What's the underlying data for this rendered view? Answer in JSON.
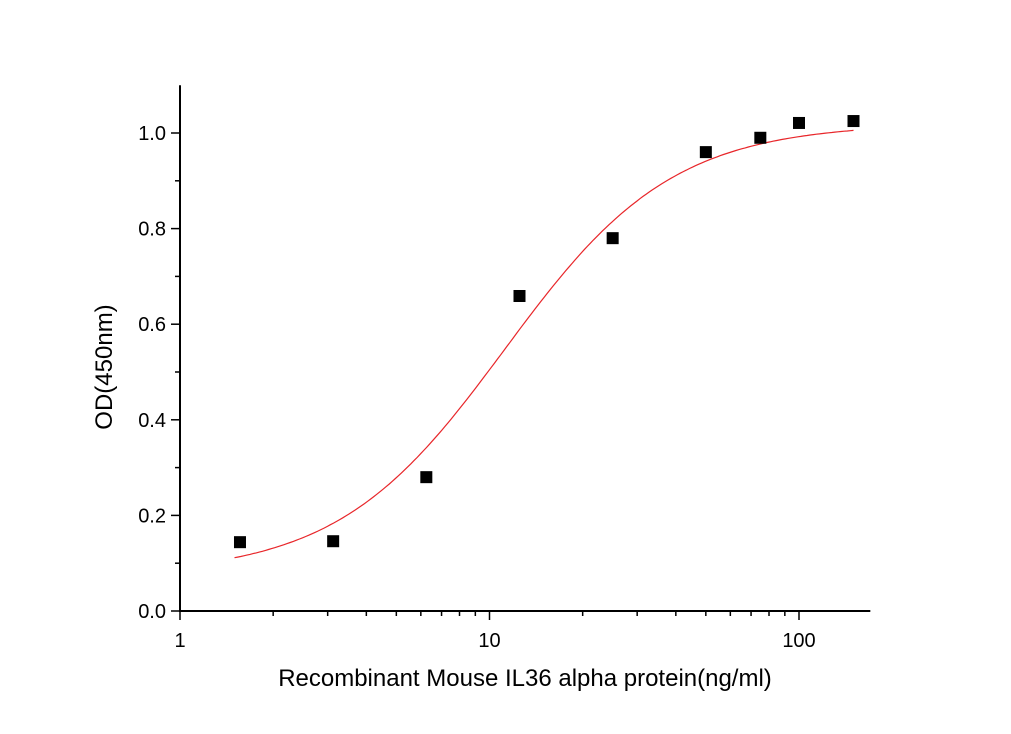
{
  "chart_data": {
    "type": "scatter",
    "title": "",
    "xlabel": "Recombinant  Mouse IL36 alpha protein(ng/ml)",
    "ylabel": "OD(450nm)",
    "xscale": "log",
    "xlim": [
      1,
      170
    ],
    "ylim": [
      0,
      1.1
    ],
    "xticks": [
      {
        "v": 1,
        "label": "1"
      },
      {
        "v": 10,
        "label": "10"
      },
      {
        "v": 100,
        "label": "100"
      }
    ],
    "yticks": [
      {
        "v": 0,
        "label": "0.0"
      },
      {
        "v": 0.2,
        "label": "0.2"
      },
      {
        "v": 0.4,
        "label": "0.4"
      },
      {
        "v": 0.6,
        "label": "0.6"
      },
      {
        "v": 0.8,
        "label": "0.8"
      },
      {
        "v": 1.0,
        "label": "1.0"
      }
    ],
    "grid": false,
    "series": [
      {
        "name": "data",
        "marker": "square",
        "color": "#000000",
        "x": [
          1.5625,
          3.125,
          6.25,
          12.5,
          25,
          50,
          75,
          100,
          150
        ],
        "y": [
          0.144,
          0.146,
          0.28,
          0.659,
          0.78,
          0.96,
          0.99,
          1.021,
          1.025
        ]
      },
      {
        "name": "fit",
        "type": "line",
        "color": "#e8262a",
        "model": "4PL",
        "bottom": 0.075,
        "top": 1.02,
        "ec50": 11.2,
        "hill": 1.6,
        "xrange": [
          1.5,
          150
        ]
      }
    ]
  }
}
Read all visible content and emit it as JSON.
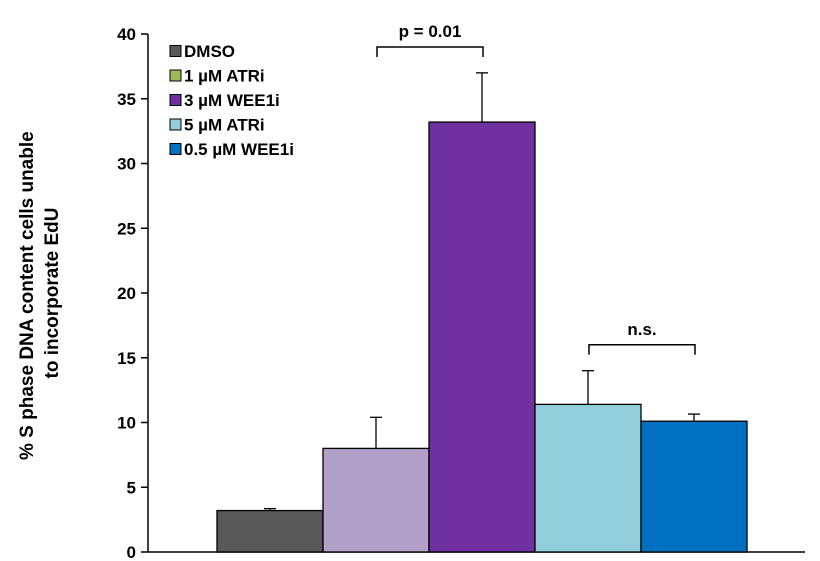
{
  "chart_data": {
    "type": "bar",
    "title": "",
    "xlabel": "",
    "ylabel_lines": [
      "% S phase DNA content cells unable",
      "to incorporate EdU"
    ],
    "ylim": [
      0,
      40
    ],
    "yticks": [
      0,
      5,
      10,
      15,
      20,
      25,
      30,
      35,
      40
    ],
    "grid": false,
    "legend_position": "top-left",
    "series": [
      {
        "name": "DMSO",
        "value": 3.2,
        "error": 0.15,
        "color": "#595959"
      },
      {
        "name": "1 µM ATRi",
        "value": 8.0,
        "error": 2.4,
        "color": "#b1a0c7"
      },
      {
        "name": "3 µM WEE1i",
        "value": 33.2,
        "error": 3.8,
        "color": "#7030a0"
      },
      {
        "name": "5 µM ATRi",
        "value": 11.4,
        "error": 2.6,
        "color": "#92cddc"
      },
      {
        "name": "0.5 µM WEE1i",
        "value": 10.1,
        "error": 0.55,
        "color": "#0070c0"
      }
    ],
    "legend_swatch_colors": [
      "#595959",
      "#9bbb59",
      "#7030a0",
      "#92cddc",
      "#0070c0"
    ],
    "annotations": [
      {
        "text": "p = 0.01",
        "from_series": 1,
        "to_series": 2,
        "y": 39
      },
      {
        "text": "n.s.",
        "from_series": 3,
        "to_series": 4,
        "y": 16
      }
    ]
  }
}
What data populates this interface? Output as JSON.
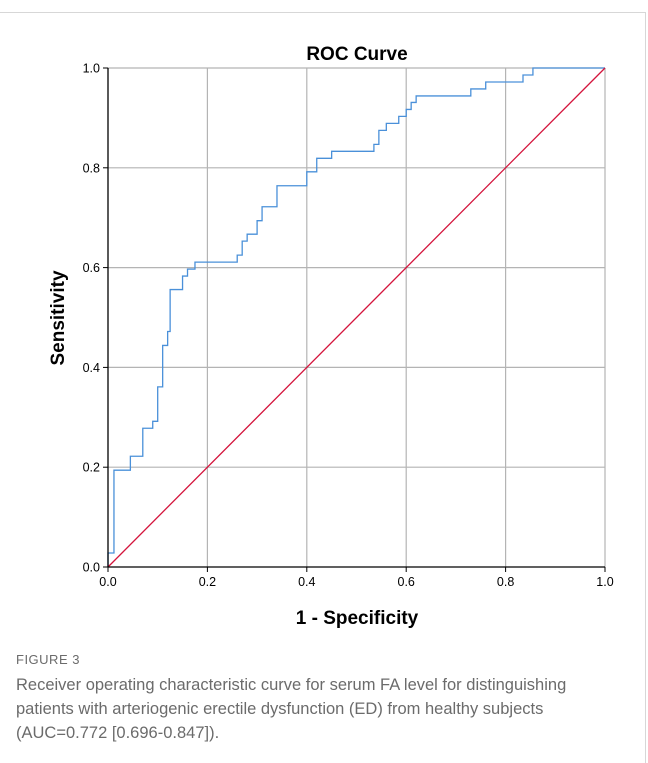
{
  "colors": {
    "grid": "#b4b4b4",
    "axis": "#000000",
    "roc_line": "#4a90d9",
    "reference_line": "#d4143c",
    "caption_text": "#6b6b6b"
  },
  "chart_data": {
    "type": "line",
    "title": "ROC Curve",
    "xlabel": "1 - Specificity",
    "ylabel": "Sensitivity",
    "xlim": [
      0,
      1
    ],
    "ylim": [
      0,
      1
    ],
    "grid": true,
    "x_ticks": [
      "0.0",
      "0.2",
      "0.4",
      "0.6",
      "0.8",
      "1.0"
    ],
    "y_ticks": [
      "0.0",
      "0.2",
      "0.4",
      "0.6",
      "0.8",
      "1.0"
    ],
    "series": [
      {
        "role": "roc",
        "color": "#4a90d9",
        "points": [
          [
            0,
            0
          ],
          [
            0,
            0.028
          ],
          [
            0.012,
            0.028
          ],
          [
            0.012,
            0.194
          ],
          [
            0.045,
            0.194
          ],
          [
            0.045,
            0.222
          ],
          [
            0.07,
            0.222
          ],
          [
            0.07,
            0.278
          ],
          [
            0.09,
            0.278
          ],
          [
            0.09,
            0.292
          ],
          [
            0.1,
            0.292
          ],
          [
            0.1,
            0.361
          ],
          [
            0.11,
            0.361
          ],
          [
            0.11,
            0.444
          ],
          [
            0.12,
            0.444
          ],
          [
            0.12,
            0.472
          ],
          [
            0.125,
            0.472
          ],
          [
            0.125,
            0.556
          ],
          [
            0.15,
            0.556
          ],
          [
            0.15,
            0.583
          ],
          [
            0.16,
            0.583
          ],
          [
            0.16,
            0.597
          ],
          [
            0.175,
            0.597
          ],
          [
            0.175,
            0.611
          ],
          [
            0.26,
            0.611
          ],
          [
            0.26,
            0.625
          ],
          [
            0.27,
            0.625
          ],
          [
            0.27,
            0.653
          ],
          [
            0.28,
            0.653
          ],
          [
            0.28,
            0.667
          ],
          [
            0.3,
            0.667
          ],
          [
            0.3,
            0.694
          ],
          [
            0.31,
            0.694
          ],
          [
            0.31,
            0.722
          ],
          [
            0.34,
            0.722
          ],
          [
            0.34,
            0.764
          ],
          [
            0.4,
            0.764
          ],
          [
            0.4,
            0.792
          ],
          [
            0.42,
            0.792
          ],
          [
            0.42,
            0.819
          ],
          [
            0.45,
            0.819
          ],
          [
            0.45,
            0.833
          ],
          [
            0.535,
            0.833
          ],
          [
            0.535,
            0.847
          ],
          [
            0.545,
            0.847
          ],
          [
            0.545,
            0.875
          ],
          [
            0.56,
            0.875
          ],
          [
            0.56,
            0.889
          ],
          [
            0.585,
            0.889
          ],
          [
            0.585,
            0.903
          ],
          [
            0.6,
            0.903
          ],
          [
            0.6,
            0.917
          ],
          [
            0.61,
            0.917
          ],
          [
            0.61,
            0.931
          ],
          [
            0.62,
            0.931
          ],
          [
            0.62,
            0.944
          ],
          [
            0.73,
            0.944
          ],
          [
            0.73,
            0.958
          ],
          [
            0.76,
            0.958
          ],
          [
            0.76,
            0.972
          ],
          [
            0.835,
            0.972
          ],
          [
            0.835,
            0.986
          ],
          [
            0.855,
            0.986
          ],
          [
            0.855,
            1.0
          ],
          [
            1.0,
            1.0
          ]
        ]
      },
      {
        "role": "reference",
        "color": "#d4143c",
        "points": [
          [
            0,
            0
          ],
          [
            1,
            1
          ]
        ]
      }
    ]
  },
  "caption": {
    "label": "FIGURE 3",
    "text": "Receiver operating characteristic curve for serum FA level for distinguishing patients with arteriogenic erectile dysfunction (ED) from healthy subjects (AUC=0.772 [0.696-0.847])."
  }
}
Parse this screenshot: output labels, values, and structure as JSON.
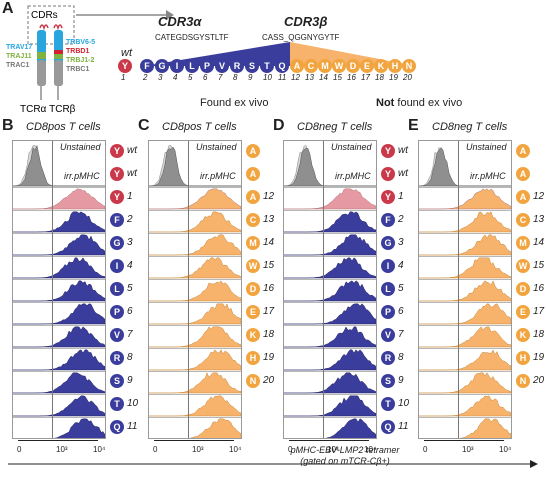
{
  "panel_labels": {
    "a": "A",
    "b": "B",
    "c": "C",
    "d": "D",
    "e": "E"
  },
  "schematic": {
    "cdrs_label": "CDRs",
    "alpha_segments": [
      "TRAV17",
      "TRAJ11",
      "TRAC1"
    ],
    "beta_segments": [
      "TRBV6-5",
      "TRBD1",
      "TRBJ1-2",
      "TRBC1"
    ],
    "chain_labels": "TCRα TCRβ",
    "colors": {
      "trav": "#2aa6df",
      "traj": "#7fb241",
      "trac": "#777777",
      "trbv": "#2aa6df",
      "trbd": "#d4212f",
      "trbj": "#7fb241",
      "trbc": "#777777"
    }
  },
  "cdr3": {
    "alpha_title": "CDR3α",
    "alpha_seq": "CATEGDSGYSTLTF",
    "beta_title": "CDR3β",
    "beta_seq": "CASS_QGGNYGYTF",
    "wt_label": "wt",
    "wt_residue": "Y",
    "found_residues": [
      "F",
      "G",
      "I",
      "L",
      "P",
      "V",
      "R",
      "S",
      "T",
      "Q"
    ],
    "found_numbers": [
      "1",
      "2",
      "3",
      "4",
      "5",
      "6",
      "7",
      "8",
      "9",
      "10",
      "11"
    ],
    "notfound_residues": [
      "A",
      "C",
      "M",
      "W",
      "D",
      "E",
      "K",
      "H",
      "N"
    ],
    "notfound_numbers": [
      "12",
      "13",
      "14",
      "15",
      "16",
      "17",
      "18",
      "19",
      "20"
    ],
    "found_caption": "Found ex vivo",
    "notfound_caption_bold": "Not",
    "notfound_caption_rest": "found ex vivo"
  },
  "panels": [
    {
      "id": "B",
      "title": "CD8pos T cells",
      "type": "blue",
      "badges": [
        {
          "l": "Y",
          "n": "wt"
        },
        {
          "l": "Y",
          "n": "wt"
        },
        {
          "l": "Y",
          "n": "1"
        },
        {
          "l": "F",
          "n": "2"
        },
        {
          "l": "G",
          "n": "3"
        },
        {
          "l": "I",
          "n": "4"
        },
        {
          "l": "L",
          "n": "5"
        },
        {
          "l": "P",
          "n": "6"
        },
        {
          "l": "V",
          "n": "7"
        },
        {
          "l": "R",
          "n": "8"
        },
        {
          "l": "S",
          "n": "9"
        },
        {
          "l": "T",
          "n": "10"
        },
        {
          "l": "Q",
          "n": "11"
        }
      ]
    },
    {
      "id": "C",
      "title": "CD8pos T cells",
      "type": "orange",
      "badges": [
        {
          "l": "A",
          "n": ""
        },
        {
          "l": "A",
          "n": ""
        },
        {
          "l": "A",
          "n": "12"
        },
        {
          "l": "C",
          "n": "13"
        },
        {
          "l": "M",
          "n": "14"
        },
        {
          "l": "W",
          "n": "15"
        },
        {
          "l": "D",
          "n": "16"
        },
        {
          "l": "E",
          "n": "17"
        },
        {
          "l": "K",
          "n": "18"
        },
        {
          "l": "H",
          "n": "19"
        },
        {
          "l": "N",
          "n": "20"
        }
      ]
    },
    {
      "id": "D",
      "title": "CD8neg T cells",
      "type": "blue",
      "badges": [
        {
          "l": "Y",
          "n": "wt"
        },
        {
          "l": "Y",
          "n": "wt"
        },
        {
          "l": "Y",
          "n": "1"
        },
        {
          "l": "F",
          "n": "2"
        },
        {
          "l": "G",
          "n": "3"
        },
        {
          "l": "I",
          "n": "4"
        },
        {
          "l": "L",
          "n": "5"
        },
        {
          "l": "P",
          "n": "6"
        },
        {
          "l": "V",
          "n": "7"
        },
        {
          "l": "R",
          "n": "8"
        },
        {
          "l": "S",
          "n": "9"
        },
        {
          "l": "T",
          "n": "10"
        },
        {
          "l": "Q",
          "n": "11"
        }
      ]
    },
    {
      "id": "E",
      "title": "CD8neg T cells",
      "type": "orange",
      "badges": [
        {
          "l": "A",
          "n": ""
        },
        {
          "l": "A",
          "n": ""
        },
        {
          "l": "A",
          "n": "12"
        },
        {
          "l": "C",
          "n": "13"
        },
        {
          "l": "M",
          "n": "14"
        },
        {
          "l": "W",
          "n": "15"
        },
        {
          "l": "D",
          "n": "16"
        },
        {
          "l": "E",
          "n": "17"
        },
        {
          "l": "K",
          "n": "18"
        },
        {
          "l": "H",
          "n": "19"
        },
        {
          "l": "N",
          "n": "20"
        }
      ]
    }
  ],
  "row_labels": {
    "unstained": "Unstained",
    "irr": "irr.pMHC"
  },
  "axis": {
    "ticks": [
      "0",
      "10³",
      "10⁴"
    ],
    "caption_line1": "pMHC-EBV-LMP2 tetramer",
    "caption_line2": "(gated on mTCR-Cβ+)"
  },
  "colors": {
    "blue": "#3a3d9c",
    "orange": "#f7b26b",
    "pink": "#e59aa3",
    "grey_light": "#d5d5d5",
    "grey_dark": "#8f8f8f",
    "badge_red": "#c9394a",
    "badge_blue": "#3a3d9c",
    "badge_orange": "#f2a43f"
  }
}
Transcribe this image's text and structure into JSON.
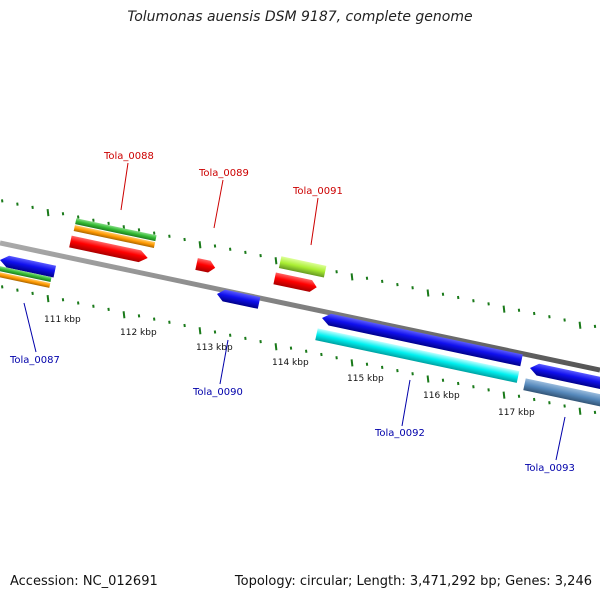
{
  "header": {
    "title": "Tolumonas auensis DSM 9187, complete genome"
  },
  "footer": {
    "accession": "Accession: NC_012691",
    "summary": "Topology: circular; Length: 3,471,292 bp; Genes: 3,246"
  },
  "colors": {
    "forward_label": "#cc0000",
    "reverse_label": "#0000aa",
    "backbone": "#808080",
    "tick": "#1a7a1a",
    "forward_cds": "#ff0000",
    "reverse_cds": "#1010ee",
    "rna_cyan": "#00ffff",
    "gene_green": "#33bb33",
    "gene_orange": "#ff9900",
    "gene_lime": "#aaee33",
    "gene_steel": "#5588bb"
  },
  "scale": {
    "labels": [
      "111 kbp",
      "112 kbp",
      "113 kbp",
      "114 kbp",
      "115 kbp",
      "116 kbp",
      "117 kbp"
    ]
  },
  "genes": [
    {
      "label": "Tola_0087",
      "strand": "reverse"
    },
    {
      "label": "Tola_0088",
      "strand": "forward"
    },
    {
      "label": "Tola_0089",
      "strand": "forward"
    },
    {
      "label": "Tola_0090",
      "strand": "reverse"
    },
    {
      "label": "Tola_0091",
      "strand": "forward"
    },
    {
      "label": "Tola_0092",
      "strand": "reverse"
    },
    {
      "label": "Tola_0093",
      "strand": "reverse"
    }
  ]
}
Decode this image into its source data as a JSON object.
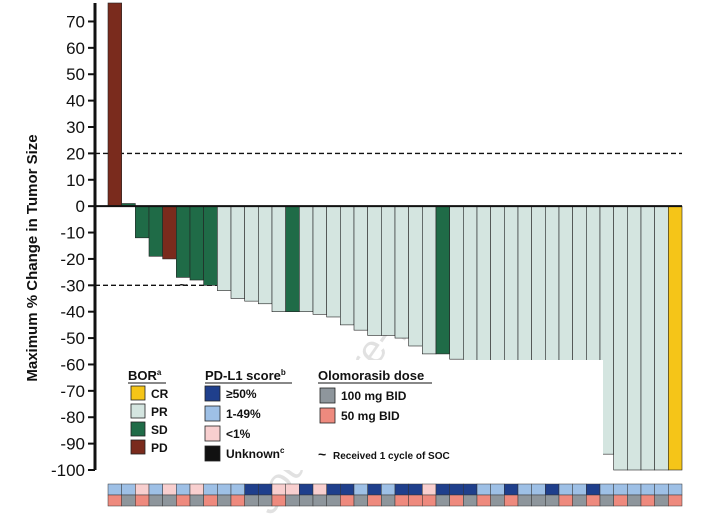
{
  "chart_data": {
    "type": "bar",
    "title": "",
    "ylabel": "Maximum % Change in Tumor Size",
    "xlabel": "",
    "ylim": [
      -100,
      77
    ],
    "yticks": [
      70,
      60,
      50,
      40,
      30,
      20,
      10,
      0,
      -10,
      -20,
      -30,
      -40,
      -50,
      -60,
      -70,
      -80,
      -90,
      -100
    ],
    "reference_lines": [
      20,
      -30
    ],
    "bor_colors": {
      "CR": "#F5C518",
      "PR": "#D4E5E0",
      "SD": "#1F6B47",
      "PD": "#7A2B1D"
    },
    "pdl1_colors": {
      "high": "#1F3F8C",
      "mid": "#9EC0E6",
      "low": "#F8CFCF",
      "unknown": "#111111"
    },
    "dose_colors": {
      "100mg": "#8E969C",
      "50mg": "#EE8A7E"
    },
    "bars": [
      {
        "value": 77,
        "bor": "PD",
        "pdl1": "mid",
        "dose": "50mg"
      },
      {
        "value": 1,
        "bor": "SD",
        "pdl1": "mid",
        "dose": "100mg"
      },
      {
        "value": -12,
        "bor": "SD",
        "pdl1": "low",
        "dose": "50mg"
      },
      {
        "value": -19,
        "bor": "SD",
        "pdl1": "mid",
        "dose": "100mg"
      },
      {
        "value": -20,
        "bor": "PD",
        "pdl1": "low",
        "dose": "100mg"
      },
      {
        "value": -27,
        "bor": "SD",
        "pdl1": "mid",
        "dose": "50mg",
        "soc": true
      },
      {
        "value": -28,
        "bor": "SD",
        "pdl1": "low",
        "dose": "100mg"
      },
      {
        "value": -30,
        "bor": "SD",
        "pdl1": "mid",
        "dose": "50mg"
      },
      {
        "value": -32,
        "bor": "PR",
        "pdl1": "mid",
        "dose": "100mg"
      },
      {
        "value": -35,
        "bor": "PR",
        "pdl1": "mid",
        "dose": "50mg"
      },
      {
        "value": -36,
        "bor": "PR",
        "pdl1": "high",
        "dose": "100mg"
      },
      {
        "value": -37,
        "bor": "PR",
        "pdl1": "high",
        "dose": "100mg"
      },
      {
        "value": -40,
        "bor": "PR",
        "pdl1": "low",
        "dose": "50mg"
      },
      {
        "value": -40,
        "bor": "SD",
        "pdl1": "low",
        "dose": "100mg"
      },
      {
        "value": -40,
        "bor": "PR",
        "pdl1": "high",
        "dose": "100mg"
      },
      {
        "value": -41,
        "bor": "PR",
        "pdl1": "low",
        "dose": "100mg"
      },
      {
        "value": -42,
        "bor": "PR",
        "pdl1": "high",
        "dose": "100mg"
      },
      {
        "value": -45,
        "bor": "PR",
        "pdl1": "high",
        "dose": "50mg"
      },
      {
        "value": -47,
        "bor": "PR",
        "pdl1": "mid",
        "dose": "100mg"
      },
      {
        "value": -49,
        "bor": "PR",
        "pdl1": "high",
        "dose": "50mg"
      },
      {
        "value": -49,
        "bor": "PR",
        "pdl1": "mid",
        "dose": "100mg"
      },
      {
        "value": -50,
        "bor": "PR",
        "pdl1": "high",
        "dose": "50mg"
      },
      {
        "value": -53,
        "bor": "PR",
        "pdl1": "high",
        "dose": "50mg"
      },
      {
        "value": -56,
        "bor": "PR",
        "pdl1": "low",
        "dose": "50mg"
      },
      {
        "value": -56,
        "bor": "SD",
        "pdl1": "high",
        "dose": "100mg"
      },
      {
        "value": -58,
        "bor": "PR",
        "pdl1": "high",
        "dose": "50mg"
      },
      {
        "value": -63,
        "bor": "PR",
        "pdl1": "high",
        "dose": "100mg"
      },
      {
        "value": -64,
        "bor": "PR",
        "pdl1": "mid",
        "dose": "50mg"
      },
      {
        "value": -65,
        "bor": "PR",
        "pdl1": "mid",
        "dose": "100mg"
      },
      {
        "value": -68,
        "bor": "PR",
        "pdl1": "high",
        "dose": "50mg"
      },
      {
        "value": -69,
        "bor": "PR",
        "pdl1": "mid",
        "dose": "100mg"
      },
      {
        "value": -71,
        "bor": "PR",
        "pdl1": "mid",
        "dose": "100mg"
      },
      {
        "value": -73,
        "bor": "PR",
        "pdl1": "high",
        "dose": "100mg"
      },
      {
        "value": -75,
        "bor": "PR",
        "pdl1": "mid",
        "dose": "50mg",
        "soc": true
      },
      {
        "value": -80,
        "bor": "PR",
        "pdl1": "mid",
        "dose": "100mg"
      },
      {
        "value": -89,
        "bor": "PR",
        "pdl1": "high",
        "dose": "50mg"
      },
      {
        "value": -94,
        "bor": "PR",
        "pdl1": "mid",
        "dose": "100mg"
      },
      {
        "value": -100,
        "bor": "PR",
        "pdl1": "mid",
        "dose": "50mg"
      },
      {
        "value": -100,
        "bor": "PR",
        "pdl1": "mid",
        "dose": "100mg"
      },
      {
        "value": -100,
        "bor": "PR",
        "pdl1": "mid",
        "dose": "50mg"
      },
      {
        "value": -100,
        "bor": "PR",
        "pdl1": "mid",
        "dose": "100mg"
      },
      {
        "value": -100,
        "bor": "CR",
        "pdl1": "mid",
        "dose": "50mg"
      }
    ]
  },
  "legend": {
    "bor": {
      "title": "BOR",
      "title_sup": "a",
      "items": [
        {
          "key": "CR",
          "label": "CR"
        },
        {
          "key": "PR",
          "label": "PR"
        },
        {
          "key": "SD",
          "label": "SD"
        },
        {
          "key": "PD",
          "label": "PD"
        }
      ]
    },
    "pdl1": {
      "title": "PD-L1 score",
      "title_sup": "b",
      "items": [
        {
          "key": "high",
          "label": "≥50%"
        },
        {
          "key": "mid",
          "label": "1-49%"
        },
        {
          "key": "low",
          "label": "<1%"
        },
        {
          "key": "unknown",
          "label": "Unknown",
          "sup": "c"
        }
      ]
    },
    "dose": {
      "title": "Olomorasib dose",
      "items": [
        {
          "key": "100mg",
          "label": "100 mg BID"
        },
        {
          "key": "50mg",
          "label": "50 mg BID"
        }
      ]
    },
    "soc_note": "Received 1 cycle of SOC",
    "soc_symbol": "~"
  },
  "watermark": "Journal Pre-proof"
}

Task details: The word "What" appears in some lines of the data; state how many such lines there are, and nothing further.

Result: 2